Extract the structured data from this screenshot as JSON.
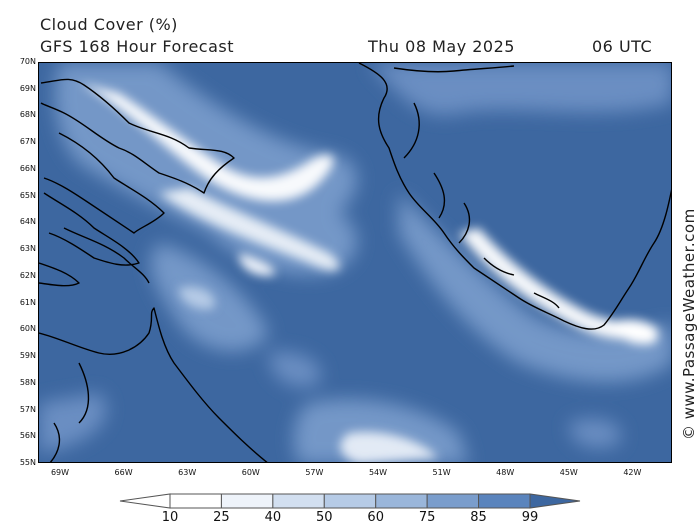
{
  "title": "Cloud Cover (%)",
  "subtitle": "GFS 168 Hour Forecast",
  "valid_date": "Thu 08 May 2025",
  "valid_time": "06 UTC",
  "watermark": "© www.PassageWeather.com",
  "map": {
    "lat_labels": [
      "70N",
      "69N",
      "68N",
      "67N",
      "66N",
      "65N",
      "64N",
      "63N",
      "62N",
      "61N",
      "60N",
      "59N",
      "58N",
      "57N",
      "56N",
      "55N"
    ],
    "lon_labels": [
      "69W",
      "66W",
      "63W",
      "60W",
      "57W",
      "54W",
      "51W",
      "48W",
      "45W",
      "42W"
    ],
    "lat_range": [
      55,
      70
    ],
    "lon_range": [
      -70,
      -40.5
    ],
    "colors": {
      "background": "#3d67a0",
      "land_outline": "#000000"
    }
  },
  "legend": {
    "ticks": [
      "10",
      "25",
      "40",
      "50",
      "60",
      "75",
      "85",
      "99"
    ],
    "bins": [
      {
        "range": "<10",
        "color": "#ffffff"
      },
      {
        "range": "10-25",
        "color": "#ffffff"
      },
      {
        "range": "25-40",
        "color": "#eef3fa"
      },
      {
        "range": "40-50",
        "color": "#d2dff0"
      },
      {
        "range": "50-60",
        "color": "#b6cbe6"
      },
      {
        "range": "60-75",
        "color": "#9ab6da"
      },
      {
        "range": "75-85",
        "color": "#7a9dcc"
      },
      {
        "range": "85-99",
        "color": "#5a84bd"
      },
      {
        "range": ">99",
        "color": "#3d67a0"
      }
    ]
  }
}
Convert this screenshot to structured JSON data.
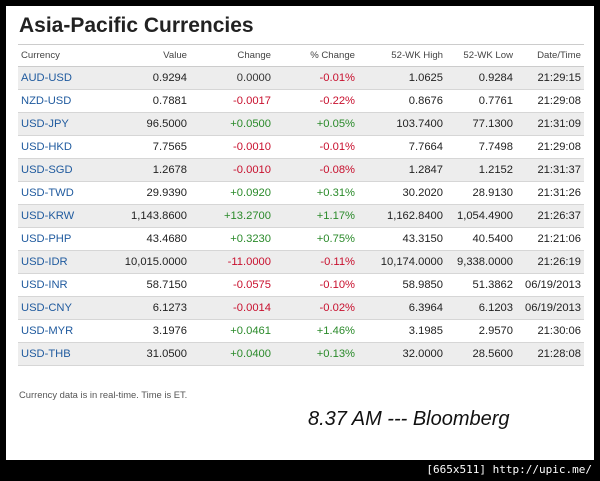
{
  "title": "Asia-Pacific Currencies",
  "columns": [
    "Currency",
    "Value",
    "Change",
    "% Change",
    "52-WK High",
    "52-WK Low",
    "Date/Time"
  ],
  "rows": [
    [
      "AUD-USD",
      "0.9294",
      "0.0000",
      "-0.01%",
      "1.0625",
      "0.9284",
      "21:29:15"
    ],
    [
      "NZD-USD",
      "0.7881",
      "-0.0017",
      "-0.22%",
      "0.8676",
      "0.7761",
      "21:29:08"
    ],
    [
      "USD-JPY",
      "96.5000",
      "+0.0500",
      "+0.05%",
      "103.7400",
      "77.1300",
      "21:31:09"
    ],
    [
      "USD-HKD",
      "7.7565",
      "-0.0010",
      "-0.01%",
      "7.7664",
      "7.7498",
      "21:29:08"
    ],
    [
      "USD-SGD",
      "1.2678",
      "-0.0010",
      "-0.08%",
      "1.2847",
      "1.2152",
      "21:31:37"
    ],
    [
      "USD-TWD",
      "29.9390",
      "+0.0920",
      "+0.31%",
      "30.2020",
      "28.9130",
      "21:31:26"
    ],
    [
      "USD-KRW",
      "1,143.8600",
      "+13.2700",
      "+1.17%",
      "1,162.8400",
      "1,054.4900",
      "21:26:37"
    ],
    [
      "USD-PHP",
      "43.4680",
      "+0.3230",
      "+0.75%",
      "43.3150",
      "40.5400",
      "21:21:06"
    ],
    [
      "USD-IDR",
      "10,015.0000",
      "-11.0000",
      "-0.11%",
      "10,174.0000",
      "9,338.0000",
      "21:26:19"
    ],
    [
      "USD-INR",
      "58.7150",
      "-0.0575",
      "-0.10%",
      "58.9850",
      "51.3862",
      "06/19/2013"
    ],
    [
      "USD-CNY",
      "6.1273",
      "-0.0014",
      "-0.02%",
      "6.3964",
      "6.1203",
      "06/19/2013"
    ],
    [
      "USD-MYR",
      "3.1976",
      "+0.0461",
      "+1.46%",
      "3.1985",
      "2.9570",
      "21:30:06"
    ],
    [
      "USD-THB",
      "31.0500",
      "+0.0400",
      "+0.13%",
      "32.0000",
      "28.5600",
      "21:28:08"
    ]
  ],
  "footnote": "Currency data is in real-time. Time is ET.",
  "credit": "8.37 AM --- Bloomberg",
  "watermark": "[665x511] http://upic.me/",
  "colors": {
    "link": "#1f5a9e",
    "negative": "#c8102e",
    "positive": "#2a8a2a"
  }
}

--------------------

— Given task —
Extract each line holding the word "screenshot" from the records.

— Result for this exercise —
Extract the structured data from this screenshot as JSON.
Convert this screenshot to structured JSON data.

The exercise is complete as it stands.